Assignment: Document Classification

It can be useful to be able to classify new “test” documents using already classified “training” documents. A common example is using a corpus of labeled spam and ham (non-spam) e-mails to predict whether or not a new document is spam.

For this project, you can start with a spam/ham dataset, then predict the class of new documents (either withheld from the training dataset or from another source such as your own spam folder). One example corpus: https://spamassassin.apache.org/publiccorpus/

For more adventurous students, you are welcome (encouraged!) to come up with a different set of documents (including scraped web pages!?) that have already been classified (e.g. tagged), then analyze these documents to predict how new documents should be classified.

Required Packages

if (!require('tm')) install.packages('tm')
if (!require('stopwords')) install.packages('stopwords')
if (!require('plyr')) install.packages('plyr')
if (!require('knitr')) install.packages('knitr')
if (!require('wordcloud')) install.packages('wordcloud')
if (!require('SnowballC')) install.packages('SnowballC')
library("RColorBrewer")
library(e1071)
library(dplyr)
library('ISOcodes')

Imports:

Function to Load Corpus:

# My computer crashes when I go higher than MAX_FILES...
MAX_FILES <- 40
# How many table rows to show for knitr tables
NUM_TABLE_ROWS <- 10
# how many terms to return on analysis
TOP_X_TERMS <- 999
# get the corpus given the directory
get_corpus <- function(the_dir){
  file_contents <- c()
  the_files <- list.files(path=the_dir, full.names = TRUE)
  head(the_files)

## Given information
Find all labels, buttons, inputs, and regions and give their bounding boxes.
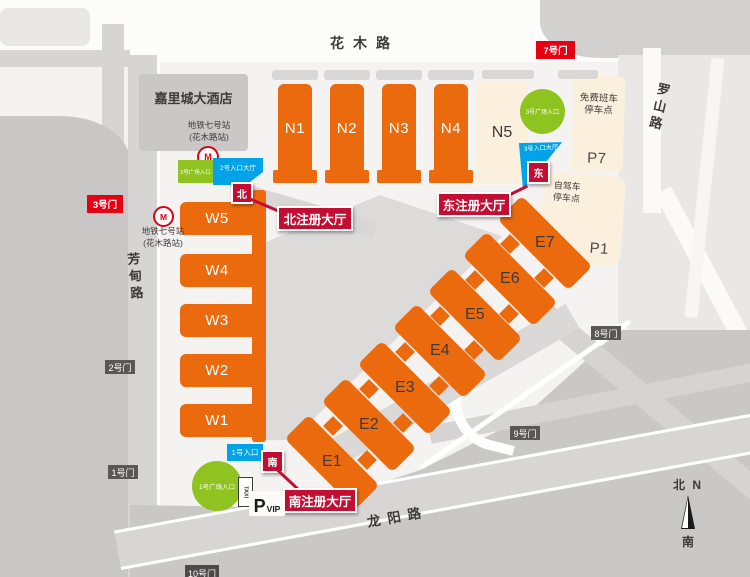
- plaza1-entrance: 1号广场入口: [192, 461, 242, 511]
- hall-n2-label: N2: [337, 120, 357, 137]
- hall-w2: W2: [180, 354, 254, 387]
- hall-n2: N2: [330, 84, 364, 172]
- vip-parking: P VIP: [249, 491, 285, 516]
- hotel-label: 嘉里城大酒店: [139, 88, 248, 107]
- metro-line1: 地铁七号站: [142, 226, 185, 236]
- north-badge-text: 北: [237, 186, 247, 201]
- hall-n1: N1: [278, 84, 312, 172]
- hall-e3-label: E3: [395, 379, 415, 397]
- gate-1-label: 1号门: [111, 466, 134, 479]
- south-registration-text: 南注册大厅: [289, 491, 352, 510]
- hall-n4-base: [429, 170, 473, 183]
- hall-n5: N5: [476, 82, 528, 184]
- gate-2-label: 2号门: [108, 361, 131, 374]
- gate-8-label: 8号门: [594, 327, 617, 340]
- hall-w1: W1: [180, 404, 254, 437]
- hall-w5-label: W5: [205, 210, 229, 227]
- north-registration-label: 北注册大厅: [277, 206, 353, 231]
- hall-stub: [272, 70, 318, 80]
- selfdrive-line1: 自驾车: [553, 180, 581, 192]
- gate-7: 7号门: [536, 41, 575, 59]
- compass-north-label: 北 N: [668, 476, 708, 493]
- gate-3: 3号门: [87, 195, 123, 213]
- hall-stub: [558, 70, 598, 79]
- hall2-entrance-label: 2号入口大厅: [213, 162, 263, 172]
- hall-e2-label: E2: [359, 416, 379, 434]
- hall-stub: [482, 70, 534, 79]
- hall-w2-label: W2: [205, 362, 229, 379]
- hall3-entrance-label: 3号入口大厅: [519, 142, 563, 153]
- west-dark-block: [0, 116, 130, 577]
- hall-e4-label: E4: [430, 342, 450, 360]
- gate-2: 2号门: [105, 360, 135, 374]
- expo-map: 免费班车 停车点 P7 自驾车 停车点 P1 N1 N2 N3 N4 N5 W5…: [0, 0, 750, 577]
- shuttle-line1: 免费班车: [580, 92, 618, 104]
- selfdrive-line2: 停车点: [553, 191, 581, 203]
- hall-n4: N4: [434, 84, 468, 172]
- metro-line2: (花木路站): [189, 132, 229, 142]
- compass-needle-icon: [681, 495, 695, 529]
- huamu-road-label: 花木路: [330, 33, 399, 53]
- hall-stub: [428, 70, 474, 80]
- hall-e7-label: E7: [535, 234, 555, 252]
- gate-9-label: 9号门: [513, 427, 536, 440]
- hall-w4-label: W4: [205, 262, 229, 279]
- hall-e1-label: E1: [322, 453, 342, 471]
- gate-8: 8号门: [591, 326, 621, 340]
- hall-n1-label: N1: [285, 120, 305, 137]
- north-registration-badge: 北: [231, 182, 253, 204]
- metro-icon: M: [153, 206, 174, 227]
- hall-stub: [324, 70, 370, 80]
- hall-n3-label: N3: [389, 120, 409, 137]
- hall-e5-label: E5: [465, 306, 485, 324]
- compass: 北 N 南: [668, 476, 708, 552]
- hall-e6-label: E6: [500, 270, 520, 288]
- taxi-label: TAXI: [243, 486, 249, 498]
- hall-n5-label: N5: [492, 124, 512, 142]
- hall-n4-label: N4: [441, 120, 461, 137]
- gate-9: 9号门: [510, 426, 540, 440]
- east-badge-text: 东: [534, 165, 544, 180]
- p1-label: P1: [589, 240, 609, 258]
- hall-w4: W4: [180, 254, 254, 287]
- west-spine: [252, 190, 266, 442]
- hall-n2-base: [325, 170, 369, 183]
- metro-line1: 地铁七号站: [188, 120, 231, 130]
- hall-w3: W3: [180, 304, 254, 337]
- plaza2-entrance-label: 2号广场入口: [180, 168, 211, 176]
- east-registration-text: 东注册大厅: [443, 195, 506, 214]
- compass-south-label: 南: [668, 533, 708, 550]
- vip-parking-p: P: [254, 498, 266, 514]
- plaza2-entrance: 2号广场入口: [178, 160, 213, 183]
- gate-3-label: 3号门: [93, 197, 117, 211]
- hall-w3-label: W3: [205, 312, 229, 329]
- p7-label: P7: [571, 149, 624, 168]
- south-registration-badge: 南: [261, 450, 284, 473]
- hall-n3-base: [377, 170, 421, 183]
- plaza3-entrance: 3号广场入口: [520, 89, 565, 134]
- gate-7-label: 7号门: [543, 43, 567, 57]
- south-registration-label: 南注册大厅: [283, 488, 357, 513]
- entry1-entrance-label: 1号入口: [232, 447, 259, 458]
- east-registration-label: 东注册大厅: [437, 192, 511, 217]
- south-badge-text: 南: [268, 454, 278, 469]
- hall-w1-label: W1: [205, 412, 229, 429]
- metro-station-label-west: 地铁七号站 (花木路站): [136, 226, 190, 249]
- hall2-entrance: 2号入口大厅: [213, 158, 263, 185]
- top-left-block: [0, 8, 90, 46]
- hall-n1-base: [273, 170, 317, 183]
- p7-parking-zone: 免费班车 停车点 P7: [570, 75, 625, 173]
- plaza1-entrance-label: 1号广场入口: [199, 481, 235, 491]
- hall-n3: N3: [382, 84, 416, 172]
- north-registration-text: 北注册大厅: [284, 209, 347, 228]
- gate-1: 1号门: [108, 465, 138, 479]
- metro-logo: M: [160, 212, 167, 222]
- gate-10-label: 10号门: [188, 567, 216, 577]
- entry1-entrance: 1号入口: [227, 444, 263, 461]
- shuttle-line2: 停车点: [584, 105, 613, 117]
- metro-line2: (花木路站): [143, 238, 183, 248]
- hall-stub: [376, 70, 422, 80]
- shuttle-parking-label: 免费班车 停车点: [572, 92, 625, 118]
- hall-w5: W5: [180, 202, 254, 235]
- vip-parking-vip: VIP: [267, 504, 281, 514]
- east-registration-badge: 东: [527, 161, 550, 184]
- metro-station-label-north: 地铁七号站 (花木路站): [178, 120, 240, 143]
- gate-10: 10号门: [185, 565, 219, 577]
- plaza3-entrance-label: 3号广场入口: [526, 107, 559, 116]
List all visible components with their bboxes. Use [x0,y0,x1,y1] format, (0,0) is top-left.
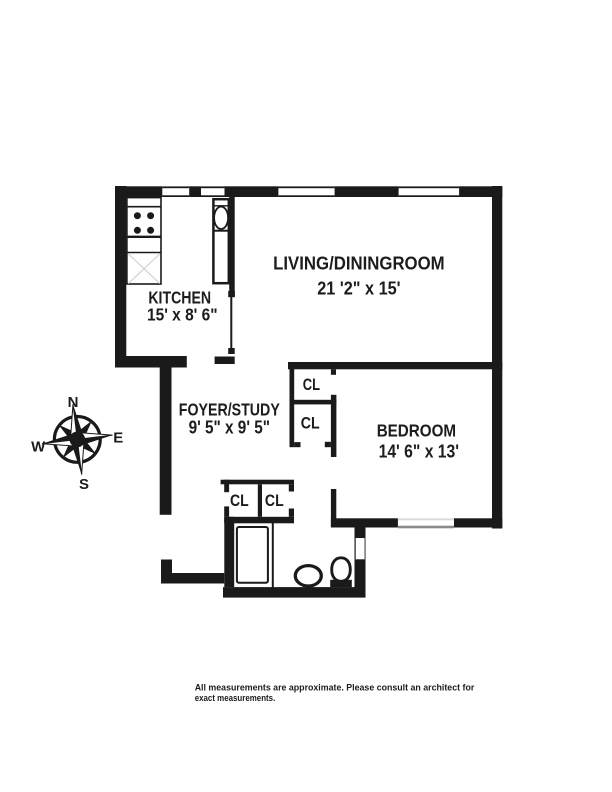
svg-text:CL: CL [265,491,284,510]
svg-text:N: N [68,394,79,411]
svg-text:LIVING/DININGROOM: LIVING/DININGROOM [273,254,445,274]
svg-text:BEDROOM: BEDROOM [377,421,456,441]
svg-text:exact measurements.: exact measurements. [195,693,276,704]
svg-text:CL: CL [230,491,249,510]
svg-text:S: S [79,476,89,493]
svg-text:15' x 8' 6": 15' x 8' 6" [147,305,218,325]
svg-text:CL: CL [301,413,320,432]
svg-text:W: W [31,438,46,455]
svg-text:FOYER/STUDY: FOYER/STUDY [179,400,280,420]
svg-text:21 '2" x 15': 21 '2" x 15' [317,279,400,299]
svg-text:E: E [113,429,123,446]
svg-text:14' 6" x 13': 14' 6" x 13' [379,442,459,462]
svg-text:All measurements are approxima: All measurements are approximate. Please… [195,682,475,693]
svg-text:9' 5" x 9' 5": 9' 5" x 9' 5" [189,418,270,438]
svg-text:CL: CL [303,375,320,394]
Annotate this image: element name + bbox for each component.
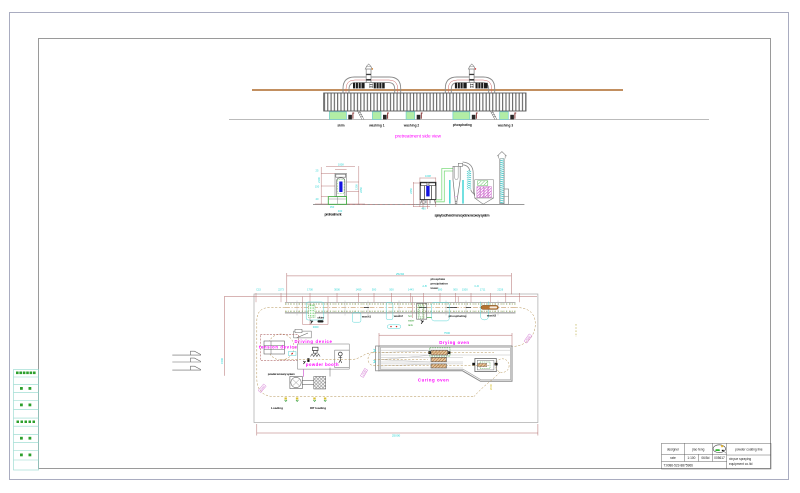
svg-text:1500: 1500 (462, 288, 468, 292)
svg-text:Driving device: Driving device (295, 339, 333, 344)
svg-text:phosphating: phosphating (449, 314, 467, 318)
svg-text:Off loading: Off loading (310, 406, 326, 410)
svg-text:tank: tank (408, 323, 414, 327)
svg-text:500: 500 (389, 288, 394, 292)
svg-text:3000: 3000 (334, 288, 340, 292)
svg-text:1700: 1700 (307, 288, 313, 292)
svg-text:25000: 25000 (392, 434, 401, 438)
svg-text:phosphating: phosphating (453, 123, 472, 127)
svg-text:wash3: wash3 (486, 313, 497, 317)
svg-text:150: 150 (315, 185, 320, 189)
svg-text:500: 500 (438, 288, 443, 292)
svg-text:phosphate: phosphate (431, 277, 446, 281)
svg-text:powder recovery system: powder recovery system (268, 372, 296, 376)
svg-text:1250: 1250 (355, 184, 359, 190)
svg-text:washing 3: washing 3 (497, 123, 514, 127)
svg-text:Loading: Loading (271, 406, 283, 410)
svg-text:skim: skim (337, 123, 344, 127)
svg-text:spray booth and monocyclone re: spray booth and monocyclone recovery sys… (435, 214, 490, 218)
svg-text:1711: 1711 (480, 288, 486, 292)
svg-text:tension device: tension device (259, 345, 298, 350)
svg-text:precipitation: precipitation (431, 282, 449, 286)
svg-text:500: 500 (453, 288, 458, 292)
svg-text:pretreatment side view: pretreatment side view (395, 133, 442, 138)
svg-text:T:0086-523-8875966: T:0086-523-8875966 (664, 464, 694, 468)
svg-text:washing 2: washing 2 (403, 123, 420, 127)
svg-text:1450: 1450 (356, 288, 362, 292)
svg-text:wash2: wash2 (393, 314, 404, 318)
svg-text:350: 350 (330, 205, 335, 209)
svg-text:7500: 7500 (444, 331, 451, 335)
svg-text:005617: 005617 (714, 456, 725, 460)
svg-text:2450: 2450 (409, 188, 413, 194)
svg-text:2000: 2000 (489, 383, 493, 390)
svg-text:skim: skim (317, 316, 324, 320)
svg-text:rate: rate (670, 456, 676, 460)
svg-text:450: 450 (421, 206, 426, 210)
svg-text:washing 1: washing 1 (368, 123, 385, 127)
svg-text:water: water (408, 319, 414, 323)
svg-text:xinyue spraying: xinyue spraying (729, 457, 751, 461)
svg-text:1:100: 1:100 (687, 456, 695, 460)
svg-text:Curing oven: Curing oven (418, 377, 449, 382)
svg-text:powder coating line: powder coating line (735, 448, 763, 452)
svg-text:C15: C15 (256, 288, 261, 292)
svg-text:wash1: wash1 (361, 315, 372, 319)
svg-text:jiao feng: jiao feng (691, 447, 704, 451)
svg-text:06/5d: 06/5d (701, 456, 709, 460)
svg-text:3000: 3000 (313, 325, 319, 329)
svg-text:powder booth: powder booth (306, 362, 339, 367)
svg-text:1008: 1008 (338, 163, 344, 167)
svg-text:500: 500 (372, 288, 377, 292)
svg-text:hot: hot (408, 314, 412, 318)
svg-text:2226: 2226 (497, 288, 503, 292)
svg-text:Drying oven: Drying oven (439, 340, 469, 345)
svg-text:1443: 1443 (408, 288, 414, 292)
svg-text:1008: 1008 (425, 174, 431, 178)
svg-text:equipment co.ltd: equipment co.ltd (729, 462, 753, 466)
svg-text:1500: 1500 (220, 358, 224, 364)
svg-text:A-B: A-B (422, 284, 427, 288)
svg-text:designer: designer (667, 447, 680, 451)
svg-text:25292: 25292 (396, 272, 405, 276)
svg-text:pretreatment: pretreatment (325, 212, 343, 216)
svg-text:2250: 2250 (359, 187, 363, 193)
svg-text:2273: 2273 (278, 288, 284, 292)
svg-text:2100: 2100 (317, 177, 321, 183)
svg-text:C-D: C-D (474, 284, 479, 288)
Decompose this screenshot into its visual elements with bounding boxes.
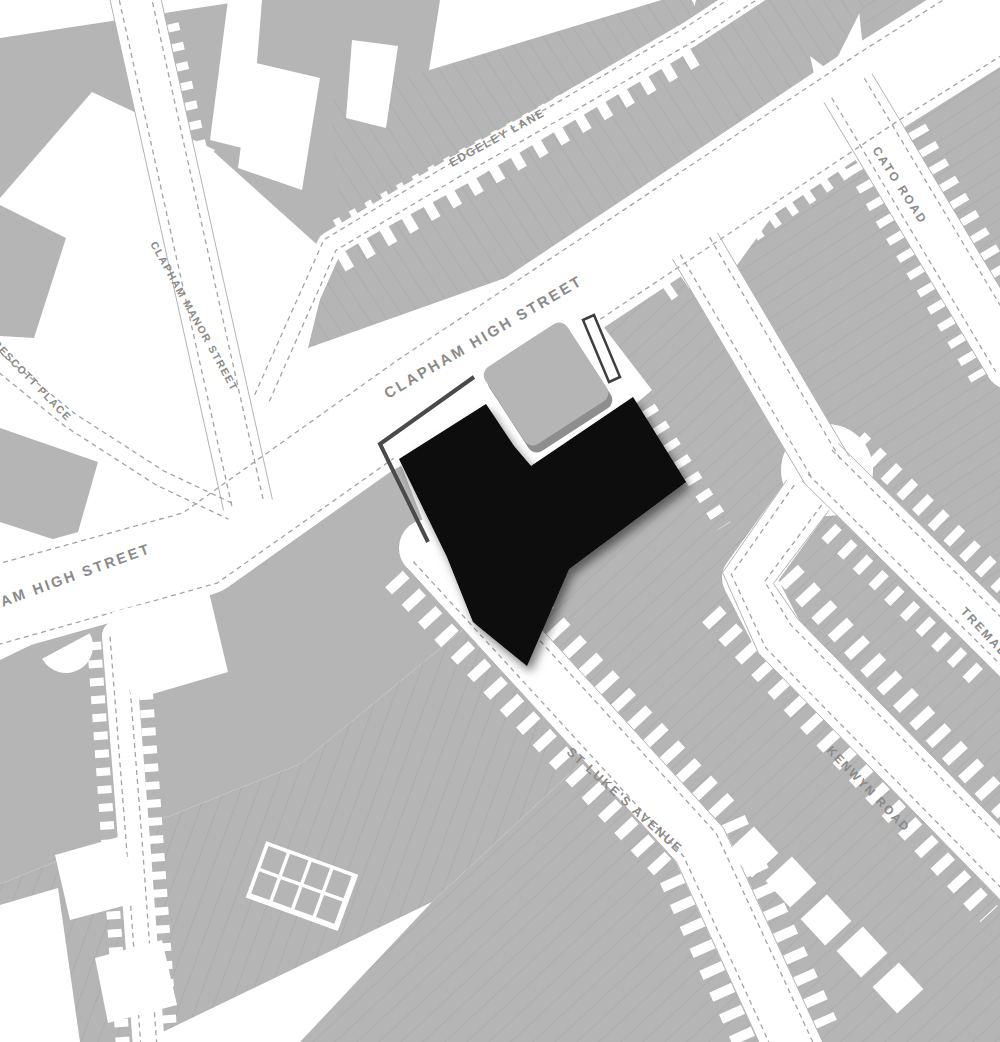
map-svg: CLAPHAM HIGH STREETCLAPHAM HIGH STREETED… bbox=[0, 0, 1000, 1042]
block-b-left-edge-1 bbox=[0, 205, 66, 338]
site-location-map: CLAPHAM HIGH STREETCLAPHAM HIGH STREETED… bbox=[0, 0, 1000, 1042]
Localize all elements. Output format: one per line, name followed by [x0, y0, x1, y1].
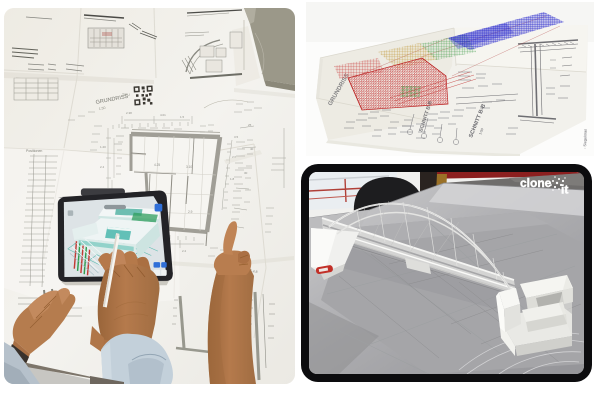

## Requests
1 – In the document classification assignment, what value is MAX_FILES set to?
2 – Rewrite the part of the document classification assignment that opens with the words containing "For more adventurous" and closes with "if (!require('stopwords')) install.packages('stopwords')", replacing "adventurous" with "ambitious".
3 – Continue the document classification assignment from its last line.

## Final answers
1 – 40

2 –
For more ambitious students, you are welcome (encouraged!) to come up with a different set of documents (including scraped web pages!?) that have already been classified (e.g. tagged), then analyze these documents to predict how new documents should be classified.

Required Packages

if (!require('tm')) install.packages('tm')
if (!require('stopwords')) install.packages('stopwords')

3 –
  i <- 0
  for (cur_file in the_files){
    if(i < MAX_FILES){
      current_content <- readLines(cur_file)
      file_contents <- c(file_contents, current_content)
      i <- (i+1)
    }
  }
  the_corpus <- Corpus(VectorSource(file_contents))
  return (the_corpus)
}

Create the SPAM/HAM Corpuses:

# Get the Ham and Spam Corpuses:
ham_corpus <- get_corpus("easy_ham/")
length(ham_corpus)
## [1] 3334
ham_corpus
## <<SimpleCorpus>>
## Metadata:  corpus specific: 1, document level (indexed): 0
## Content:  documents: 3334
spam_corpus <- get_corpus("spam/")
length(spam_corpus)
## [1] 4951
spam_corpus
## <<SimpleCorpus>>
## Metadata:  corpus specific: 1, document level (indexed): 0
## Content:  documents: 4951
cleanfunction<- function(corpus) {
  toSpace <- content_transformer(function(x, pattern) gsub(pattern, " ", x))
  tmp <- tm_map(corpus, toSpace, "\\n")
  tmp <- tm_map(tmp, toSpace, "<.*?>")
  tmp <- tm_map(tmp, toSpace, "^.*Subject: ")
  tmp <- tm_map(tmp, content_transformer(tolower))
  tmp <- tm_map(tmp, content_transformer(removePunctuation)) 
  tmp <- tm_map(tmp, content_transformer(removeNumbers))
  tmp <- tm_map(tmp,  removeWords, c(stopwords("english")))
  tmp <- tm_map(tmp, content_transformer(stemDocument))  
  tmp <- tm_map(tmp, content_transformer(stripWhitespace))
}

ham_corpus<-cleanfunction(ham_corpus)


spam_corpus<-cleanfunction(spam_corpus)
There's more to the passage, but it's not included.